▸ **Collected data entries**:

____

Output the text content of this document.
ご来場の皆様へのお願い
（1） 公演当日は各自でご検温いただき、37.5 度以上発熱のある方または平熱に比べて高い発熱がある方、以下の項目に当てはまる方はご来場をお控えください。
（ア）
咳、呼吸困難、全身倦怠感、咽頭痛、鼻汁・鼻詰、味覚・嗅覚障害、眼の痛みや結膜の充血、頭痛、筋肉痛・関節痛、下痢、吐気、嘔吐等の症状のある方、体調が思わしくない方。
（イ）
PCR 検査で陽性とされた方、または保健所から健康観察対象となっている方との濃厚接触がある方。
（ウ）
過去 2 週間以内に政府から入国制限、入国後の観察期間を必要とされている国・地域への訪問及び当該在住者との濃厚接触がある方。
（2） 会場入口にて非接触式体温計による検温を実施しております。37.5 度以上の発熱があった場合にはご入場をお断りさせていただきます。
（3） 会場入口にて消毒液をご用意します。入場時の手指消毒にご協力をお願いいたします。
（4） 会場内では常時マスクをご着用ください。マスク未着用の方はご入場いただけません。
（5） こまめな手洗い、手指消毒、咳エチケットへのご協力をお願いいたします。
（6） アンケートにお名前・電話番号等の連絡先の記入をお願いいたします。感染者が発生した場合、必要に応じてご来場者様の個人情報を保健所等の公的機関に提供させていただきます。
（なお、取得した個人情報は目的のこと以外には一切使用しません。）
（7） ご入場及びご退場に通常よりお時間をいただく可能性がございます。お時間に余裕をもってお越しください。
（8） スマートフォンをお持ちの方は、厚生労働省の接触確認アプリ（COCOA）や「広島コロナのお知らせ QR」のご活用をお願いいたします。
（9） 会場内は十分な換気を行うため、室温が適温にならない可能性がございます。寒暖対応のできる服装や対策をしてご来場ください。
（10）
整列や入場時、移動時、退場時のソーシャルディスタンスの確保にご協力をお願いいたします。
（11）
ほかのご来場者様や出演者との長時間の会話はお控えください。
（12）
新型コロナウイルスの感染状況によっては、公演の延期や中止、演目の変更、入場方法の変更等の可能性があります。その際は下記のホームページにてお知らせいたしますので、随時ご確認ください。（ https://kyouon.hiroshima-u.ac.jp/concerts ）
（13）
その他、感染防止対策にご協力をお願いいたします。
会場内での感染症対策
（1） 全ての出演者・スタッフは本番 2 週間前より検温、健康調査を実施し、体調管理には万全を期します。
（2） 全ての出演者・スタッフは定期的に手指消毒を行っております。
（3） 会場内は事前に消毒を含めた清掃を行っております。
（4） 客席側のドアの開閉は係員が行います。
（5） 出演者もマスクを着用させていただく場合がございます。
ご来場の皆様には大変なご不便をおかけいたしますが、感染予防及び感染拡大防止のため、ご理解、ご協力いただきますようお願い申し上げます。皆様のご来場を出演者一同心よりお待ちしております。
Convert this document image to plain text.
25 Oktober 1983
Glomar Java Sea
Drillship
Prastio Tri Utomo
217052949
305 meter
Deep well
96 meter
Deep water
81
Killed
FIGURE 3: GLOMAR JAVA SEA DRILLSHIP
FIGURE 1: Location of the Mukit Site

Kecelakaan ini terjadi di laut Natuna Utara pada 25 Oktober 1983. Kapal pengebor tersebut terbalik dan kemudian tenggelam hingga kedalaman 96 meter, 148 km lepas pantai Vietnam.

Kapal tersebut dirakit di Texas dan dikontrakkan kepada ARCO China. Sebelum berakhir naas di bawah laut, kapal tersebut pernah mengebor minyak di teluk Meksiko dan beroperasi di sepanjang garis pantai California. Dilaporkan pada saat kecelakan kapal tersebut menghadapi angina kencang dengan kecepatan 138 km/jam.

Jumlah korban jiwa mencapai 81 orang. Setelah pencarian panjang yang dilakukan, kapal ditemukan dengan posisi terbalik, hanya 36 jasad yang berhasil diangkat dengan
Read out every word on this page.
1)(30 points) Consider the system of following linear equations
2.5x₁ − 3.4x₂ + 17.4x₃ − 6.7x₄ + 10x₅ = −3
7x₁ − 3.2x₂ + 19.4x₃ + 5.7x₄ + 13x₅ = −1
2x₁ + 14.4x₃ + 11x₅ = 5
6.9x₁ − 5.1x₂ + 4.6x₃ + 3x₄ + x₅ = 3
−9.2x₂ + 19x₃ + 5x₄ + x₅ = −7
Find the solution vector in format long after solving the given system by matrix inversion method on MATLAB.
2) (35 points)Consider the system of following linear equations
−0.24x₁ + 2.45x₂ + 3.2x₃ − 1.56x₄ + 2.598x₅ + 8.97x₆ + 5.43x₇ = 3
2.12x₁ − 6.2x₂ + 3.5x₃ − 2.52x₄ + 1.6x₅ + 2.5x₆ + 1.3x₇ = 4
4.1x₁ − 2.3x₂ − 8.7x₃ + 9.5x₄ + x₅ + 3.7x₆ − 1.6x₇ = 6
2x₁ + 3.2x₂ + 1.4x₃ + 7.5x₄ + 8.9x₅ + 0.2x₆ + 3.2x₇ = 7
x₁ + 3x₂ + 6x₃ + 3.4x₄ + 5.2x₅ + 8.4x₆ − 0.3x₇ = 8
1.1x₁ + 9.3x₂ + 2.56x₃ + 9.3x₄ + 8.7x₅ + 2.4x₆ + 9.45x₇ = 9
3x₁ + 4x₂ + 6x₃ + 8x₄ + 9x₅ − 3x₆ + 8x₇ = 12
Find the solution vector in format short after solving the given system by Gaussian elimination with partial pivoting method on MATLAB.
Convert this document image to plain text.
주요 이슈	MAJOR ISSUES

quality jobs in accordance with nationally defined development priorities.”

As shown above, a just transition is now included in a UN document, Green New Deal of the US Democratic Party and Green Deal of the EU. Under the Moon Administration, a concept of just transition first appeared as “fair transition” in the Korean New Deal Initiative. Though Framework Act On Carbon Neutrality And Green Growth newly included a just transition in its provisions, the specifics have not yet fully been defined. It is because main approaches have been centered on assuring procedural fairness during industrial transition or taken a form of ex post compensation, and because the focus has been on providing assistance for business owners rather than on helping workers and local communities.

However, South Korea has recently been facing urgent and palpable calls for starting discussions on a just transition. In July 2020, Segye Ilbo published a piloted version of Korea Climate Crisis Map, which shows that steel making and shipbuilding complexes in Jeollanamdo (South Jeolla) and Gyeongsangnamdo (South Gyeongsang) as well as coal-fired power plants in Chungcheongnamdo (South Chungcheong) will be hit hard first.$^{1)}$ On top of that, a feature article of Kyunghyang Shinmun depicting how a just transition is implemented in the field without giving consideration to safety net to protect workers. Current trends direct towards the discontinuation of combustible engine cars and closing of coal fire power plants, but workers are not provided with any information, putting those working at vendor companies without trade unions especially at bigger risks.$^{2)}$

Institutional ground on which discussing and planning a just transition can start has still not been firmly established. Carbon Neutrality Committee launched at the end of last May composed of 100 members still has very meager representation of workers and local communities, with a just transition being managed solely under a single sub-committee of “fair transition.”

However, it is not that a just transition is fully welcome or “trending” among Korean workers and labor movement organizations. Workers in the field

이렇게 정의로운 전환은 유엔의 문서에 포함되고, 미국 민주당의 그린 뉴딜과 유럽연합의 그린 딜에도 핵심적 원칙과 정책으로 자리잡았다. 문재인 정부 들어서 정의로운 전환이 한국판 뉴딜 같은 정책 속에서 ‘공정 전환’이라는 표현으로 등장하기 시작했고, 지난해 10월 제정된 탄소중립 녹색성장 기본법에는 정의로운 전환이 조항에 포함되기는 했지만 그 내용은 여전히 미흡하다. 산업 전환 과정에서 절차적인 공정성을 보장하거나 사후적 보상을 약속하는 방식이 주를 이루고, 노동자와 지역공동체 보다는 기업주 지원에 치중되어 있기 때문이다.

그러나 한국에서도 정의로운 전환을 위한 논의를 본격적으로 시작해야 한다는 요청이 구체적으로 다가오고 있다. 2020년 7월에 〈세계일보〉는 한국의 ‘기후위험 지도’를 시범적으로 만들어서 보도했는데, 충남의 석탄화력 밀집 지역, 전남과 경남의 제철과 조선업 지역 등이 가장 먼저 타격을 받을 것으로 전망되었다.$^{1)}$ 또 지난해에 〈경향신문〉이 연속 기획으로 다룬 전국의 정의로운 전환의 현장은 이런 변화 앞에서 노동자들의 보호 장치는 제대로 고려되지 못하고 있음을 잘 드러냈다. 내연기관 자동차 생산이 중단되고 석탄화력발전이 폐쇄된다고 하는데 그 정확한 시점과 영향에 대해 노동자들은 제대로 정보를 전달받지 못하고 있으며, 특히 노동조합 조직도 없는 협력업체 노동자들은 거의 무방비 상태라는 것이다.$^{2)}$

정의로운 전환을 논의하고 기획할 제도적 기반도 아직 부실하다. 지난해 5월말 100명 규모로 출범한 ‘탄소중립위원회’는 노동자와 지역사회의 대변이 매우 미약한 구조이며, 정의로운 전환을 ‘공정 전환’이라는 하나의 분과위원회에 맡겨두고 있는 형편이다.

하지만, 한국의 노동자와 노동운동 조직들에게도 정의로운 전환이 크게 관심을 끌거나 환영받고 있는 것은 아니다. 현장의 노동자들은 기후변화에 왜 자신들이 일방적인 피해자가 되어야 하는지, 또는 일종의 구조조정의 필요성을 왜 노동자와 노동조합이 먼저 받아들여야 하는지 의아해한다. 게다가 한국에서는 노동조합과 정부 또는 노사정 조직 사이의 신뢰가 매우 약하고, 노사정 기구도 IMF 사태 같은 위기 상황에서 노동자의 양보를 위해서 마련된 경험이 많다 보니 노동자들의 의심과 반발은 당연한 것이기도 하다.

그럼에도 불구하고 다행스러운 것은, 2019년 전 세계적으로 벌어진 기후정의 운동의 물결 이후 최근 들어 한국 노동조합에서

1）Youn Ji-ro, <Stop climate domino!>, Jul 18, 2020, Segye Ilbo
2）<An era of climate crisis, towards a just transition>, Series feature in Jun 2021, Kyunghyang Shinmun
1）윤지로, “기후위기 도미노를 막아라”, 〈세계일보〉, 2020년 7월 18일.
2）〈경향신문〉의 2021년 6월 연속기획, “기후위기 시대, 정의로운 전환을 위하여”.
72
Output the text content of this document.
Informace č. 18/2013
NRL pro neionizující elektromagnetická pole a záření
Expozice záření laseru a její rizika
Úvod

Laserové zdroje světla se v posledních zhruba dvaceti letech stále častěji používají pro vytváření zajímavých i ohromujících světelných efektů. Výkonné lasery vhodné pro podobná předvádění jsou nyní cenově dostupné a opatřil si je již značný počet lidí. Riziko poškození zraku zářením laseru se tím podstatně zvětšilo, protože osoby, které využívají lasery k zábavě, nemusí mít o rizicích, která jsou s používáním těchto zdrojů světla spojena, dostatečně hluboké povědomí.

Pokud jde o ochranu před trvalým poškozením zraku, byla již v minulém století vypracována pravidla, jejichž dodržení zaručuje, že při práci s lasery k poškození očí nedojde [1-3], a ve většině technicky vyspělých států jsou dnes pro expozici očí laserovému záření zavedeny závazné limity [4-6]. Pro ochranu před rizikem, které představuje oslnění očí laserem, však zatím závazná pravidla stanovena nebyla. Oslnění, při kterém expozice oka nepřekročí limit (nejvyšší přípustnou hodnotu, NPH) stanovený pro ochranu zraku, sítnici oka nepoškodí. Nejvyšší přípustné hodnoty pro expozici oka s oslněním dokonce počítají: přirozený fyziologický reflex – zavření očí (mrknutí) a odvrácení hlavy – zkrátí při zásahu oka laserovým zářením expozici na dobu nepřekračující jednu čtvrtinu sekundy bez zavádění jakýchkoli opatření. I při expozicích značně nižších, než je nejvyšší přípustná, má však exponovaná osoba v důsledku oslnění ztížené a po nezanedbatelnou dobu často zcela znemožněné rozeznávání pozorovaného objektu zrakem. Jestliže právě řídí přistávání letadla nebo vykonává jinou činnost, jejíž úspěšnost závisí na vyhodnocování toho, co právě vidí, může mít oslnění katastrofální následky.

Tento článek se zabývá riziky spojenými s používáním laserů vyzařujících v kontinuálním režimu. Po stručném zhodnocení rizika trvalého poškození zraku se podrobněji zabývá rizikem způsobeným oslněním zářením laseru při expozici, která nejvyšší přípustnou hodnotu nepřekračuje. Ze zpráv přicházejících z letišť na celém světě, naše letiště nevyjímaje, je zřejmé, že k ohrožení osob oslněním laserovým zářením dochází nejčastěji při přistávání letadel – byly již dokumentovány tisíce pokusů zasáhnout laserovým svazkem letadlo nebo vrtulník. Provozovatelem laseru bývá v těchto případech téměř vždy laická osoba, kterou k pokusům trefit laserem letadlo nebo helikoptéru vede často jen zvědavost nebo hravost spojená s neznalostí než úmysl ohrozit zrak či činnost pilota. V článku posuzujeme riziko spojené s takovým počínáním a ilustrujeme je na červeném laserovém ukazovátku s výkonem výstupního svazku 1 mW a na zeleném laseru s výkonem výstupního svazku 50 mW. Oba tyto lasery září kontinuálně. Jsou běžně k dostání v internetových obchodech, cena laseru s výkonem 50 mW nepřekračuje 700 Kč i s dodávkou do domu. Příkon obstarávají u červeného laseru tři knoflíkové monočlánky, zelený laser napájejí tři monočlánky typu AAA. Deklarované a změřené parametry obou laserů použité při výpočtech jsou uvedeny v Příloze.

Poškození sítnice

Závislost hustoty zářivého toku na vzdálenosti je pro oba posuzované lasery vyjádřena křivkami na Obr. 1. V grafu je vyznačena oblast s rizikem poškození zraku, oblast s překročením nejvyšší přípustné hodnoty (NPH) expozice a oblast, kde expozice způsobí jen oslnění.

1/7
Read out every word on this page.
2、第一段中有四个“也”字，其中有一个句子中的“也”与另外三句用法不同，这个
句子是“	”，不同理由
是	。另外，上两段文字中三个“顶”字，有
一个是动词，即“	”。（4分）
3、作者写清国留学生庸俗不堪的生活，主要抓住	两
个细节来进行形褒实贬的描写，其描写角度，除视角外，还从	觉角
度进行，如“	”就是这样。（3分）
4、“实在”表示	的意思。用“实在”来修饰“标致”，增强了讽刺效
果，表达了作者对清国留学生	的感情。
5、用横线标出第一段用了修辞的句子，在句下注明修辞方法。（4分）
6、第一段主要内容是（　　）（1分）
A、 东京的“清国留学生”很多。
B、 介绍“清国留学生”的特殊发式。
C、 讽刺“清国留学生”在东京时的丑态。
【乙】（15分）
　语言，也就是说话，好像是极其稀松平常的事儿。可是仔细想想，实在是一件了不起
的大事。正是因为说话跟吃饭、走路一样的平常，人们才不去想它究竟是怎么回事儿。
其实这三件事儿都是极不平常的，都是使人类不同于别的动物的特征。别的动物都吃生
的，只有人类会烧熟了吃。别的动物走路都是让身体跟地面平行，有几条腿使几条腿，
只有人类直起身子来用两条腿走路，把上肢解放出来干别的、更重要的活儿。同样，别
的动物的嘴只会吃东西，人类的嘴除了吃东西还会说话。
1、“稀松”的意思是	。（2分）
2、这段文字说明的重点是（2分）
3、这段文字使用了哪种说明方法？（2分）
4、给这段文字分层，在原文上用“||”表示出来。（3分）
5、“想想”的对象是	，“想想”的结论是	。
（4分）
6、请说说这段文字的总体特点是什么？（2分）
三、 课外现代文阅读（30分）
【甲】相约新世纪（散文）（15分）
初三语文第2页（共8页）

____

Look through the listing above. Pick out each line with "기후위기" and copy it.

1）윤지로, “기후위기 도미노를 막아라”, 〈세계일보〉, 2020년 7월 18일.
2）〈경향신문〉의 2021년 6월 연속기획, “기후위기 시대, 정의로운 전환을 위하여”.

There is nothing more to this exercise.